___ Records supplied ___
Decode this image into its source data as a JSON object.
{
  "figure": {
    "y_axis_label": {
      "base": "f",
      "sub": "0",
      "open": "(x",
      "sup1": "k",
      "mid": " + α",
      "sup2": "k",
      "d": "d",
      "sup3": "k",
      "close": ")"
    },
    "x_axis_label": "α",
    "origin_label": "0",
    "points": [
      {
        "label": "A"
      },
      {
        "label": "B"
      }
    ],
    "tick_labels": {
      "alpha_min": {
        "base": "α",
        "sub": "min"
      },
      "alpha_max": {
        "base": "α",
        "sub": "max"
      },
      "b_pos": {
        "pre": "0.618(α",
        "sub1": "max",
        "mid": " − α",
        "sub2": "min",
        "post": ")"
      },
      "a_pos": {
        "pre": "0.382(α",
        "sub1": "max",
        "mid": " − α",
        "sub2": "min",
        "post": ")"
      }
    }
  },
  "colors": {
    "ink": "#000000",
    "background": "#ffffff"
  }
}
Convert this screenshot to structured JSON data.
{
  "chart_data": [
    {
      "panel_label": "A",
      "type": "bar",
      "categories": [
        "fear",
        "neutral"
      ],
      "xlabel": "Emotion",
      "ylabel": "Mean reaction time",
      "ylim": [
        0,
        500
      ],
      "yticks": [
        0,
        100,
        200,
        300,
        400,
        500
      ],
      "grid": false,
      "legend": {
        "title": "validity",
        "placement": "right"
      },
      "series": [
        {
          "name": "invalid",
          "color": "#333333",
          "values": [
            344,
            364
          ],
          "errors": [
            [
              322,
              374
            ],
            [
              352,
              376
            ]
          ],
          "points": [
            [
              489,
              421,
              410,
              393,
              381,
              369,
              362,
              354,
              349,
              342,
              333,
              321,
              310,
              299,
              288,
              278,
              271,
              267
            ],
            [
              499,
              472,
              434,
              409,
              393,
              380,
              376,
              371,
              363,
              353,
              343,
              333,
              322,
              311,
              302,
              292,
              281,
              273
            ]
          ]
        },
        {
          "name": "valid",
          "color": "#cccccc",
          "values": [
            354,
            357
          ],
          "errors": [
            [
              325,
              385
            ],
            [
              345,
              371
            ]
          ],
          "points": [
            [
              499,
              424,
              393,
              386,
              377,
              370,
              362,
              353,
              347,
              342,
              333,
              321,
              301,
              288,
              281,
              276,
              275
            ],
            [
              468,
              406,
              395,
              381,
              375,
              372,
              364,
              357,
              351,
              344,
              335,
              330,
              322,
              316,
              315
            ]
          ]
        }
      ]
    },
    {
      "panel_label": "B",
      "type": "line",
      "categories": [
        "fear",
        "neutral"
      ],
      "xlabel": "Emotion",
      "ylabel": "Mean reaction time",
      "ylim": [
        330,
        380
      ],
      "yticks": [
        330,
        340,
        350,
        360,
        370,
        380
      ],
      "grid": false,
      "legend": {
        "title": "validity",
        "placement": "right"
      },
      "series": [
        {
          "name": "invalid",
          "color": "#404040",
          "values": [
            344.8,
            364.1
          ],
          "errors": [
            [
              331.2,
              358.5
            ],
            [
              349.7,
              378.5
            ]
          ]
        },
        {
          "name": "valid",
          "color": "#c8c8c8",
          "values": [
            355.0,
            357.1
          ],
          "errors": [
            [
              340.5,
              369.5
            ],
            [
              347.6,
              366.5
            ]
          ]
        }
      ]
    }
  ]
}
___
* [Problem to solve] Please output every record, keeping each line exact.

* [Response for this exercise]
Decode this image into its source data as a JSON object.
{
  "figure": {
    "y_axis_label": {
      "base": "f",
      "sub": "0",
      "open": "(x",
      "sup1": "k",
      "mid": " + α",
      "sup2": "k",
      "d": "d",
      "sup3": "k",
      "close": ")"
    },
    "x_axis_label": "α",
    "origin_label": "0",
    "points": [
      {
        "label": "A"
      },
      {
        "label": "B"
      }
    ],
    "tick_labels": {
      "alpha_min": {
        "base": "α",
        "sub": "min"
      },
      "alpha_max": {
        "base": "α",
        "sub": "max"
      },
      "b_pos": {
        "pre": "0.618(α",
        "sub1": "max",
        "mid": " − α",
        "sub2": "min",
        "post": ")"
      },
      "a_pos": {
        "pre": "0.382(α",
        "sub1": "max",
        "mid": " − α",
        "sub2": "min",
        "post": ")"
      }
    }
  },
  "colors": {
    "ink": "#000000",
    "background": "#ffffff"
  }
}
Convert this screenshot to structured JSON data.
{
  "chart_data": [
    {
      "panel_label": "A",
      "type": "bar",
      "categories": [
        "fear",
        "neutral"
      ],
      "xlabel": "Emotion",
      "ylabel": "Mean reaction time",
      "ylim": [
        0,
        500
      ],
      "yticks": [
        0,
        100,
        200,
        300,
        400,
        500
      ],
      "grid": false,
      "legend": {
        "title": "validity",
        "placement": "right"
      },
      "series": [
        {
          "name": "invalid",
          "color": "#333333",
          "values": [
            344,
            364
          ],
          "errors": [
            [
              322,
              374
            ],
            [
              352,
              376
            ]
          ],
          "points": [
            [
              489,
              421,
              410,
              393,
              381,
              369,
              362,
              354,
              349,
              342,
              333,
              321,
              310,
              299,
              288,
              278,
              271,
              267
            ],
            [
              499,
              472,
              434,
              409,
              393,
              380,
              376,
              371,
              363,
              353,
              343,
              333,
              322,
              311,
              302,
              292,
              281,
              273
            ]
          ]
        },
        {
          "name": "valid",
          "color": "#cccccc",
          "values": [
            354,
            357
          ],
          "errors": [
            [
              325,
              385
            ],
            [
              345,
              371
            ]
          ],
          "points": [
            [
              499,
              424,
              393,
              386,
              377,
              370,
              362,
              353,
              347,
              342,
              333,
              321,
              301,
              288,
              281,
              276,
              275
            ],
            [
              468,
              406,
              395,
              381,
              375,
              372,
              364,
              357,
              351,
              344,
              335,
              330,
              322,
              316,
              315
            ]
          ]
        }
      ]
    },
    {
      "panel_label": "B",
      "type": "line",
      "categories": [
        "fear",
        "neutral"
      ],
      "xlabel": "Emotion",
      "ylabel": "Mean reaction time",
      "ylim": [
        330,
        380
      ],
      "yticks": [
        330,
        340,
        350,
        360,
        370,
        380
      ],
      "grid": false,
      "legend": {
        "title": "validity",
        "placement": "right"
      },
      "series": [
        {
          "name": "invalid",
          "color": "#404040",
          "values": [
            344.8,
            364.1
          ],
          "errors": [
            [
              331.2,
              358.5
            ],
            [
              349.7,
              378.5
            ]
          ]
        },
        {
          "name": "valid",
          "color": "#c8c8c8",
          "values": [
            355.0,
            357.1
          ],
          "errors": [
            [
              340.5,
              369.5
            ],
            [
              347.6,
              366.5
            ]
          ]
        }
      ]
    }
  ]
}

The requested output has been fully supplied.